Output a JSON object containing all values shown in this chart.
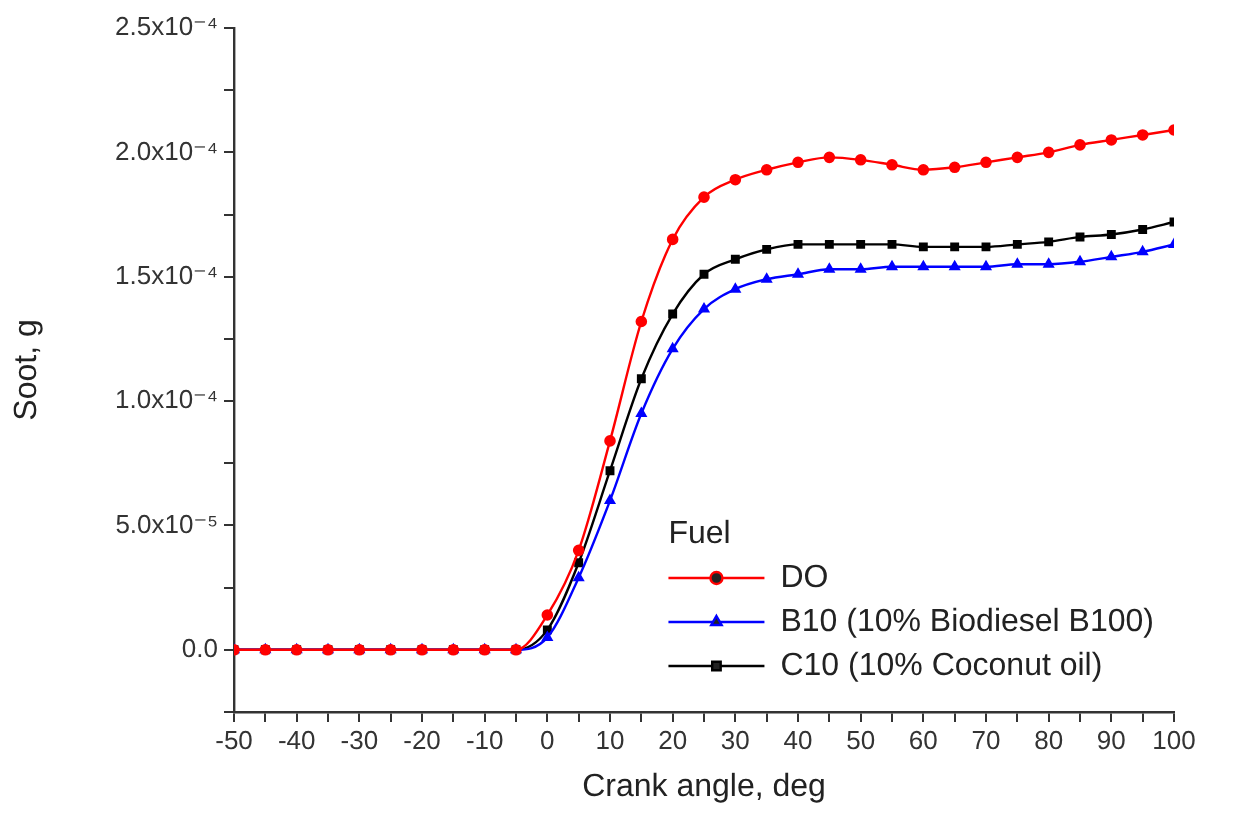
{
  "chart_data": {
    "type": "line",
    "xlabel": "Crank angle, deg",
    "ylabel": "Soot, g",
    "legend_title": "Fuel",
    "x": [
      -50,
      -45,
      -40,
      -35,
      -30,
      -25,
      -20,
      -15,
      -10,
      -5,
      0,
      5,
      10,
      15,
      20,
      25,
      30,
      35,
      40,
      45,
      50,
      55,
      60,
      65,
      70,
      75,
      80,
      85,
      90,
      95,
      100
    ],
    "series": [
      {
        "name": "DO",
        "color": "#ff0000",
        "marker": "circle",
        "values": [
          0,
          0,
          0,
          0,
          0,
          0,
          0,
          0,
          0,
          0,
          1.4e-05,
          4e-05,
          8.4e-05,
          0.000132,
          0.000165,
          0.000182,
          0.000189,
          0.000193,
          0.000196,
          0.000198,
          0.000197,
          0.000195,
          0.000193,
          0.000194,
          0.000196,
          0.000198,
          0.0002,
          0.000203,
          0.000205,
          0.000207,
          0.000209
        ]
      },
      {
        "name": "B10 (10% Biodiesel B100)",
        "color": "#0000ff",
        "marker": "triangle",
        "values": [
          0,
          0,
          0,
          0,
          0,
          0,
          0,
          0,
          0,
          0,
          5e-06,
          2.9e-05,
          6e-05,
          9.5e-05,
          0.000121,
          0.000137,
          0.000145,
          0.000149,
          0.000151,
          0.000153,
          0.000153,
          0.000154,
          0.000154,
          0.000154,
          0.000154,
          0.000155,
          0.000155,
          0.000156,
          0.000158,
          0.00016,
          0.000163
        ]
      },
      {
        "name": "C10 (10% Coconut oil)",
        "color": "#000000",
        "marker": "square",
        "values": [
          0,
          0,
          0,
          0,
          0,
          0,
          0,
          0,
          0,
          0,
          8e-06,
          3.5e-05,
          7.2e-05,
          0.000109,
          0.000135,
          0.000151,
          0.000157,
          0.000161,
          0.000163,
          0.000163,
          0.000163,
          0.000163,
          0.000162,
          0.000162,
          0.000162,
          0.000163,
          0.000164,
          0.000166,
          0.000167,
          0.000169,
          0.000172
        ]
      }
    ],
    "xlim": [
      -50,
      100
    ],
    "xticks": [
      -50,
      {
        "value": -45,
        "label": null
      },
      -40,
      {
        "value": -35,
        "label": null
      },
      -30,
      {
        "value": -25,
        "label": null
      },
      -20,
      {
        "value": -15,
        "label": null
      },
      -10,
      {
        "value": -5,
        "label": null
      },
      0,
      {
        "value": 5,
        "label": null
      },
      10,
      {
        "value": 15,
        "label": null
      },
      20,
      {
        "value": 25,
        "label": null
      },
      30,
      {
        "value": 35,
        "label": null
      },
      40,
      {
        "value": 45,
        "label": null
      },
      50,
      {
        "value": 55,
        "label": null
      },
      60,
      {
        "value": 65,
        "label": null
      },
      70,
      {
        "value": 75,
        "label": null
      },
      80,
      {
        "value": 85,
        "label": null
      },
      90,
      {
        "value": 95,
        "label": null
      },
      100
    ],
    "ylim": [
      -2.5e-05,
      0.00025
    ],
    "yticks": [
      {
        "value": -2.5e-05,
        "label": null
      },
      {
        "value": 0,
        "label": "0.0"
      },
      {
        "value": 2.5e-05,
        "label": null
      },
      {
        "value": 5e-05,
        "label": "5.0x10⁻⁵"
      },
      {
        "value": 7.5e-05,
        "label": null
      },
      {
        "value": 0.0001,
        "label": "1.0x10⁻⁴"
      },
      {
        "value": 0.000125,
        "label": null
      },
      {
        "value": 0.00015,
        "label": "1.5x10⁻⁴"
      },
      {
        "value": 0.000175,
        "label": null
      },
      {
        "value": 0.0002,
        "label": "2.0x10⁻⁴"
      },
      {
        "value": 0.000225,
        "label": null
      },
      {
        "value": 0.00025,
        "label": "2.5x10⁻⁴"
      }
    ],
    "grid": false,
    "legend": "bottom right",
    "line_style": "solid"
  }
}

============================================================

Which lines above contain the word "name"? Copy each of them.

▶ Exercise result
        "name": "DO",
        "name": "B10 (10% Biodiesel B100)",
        "name": "C10 (10% Coconut oil)",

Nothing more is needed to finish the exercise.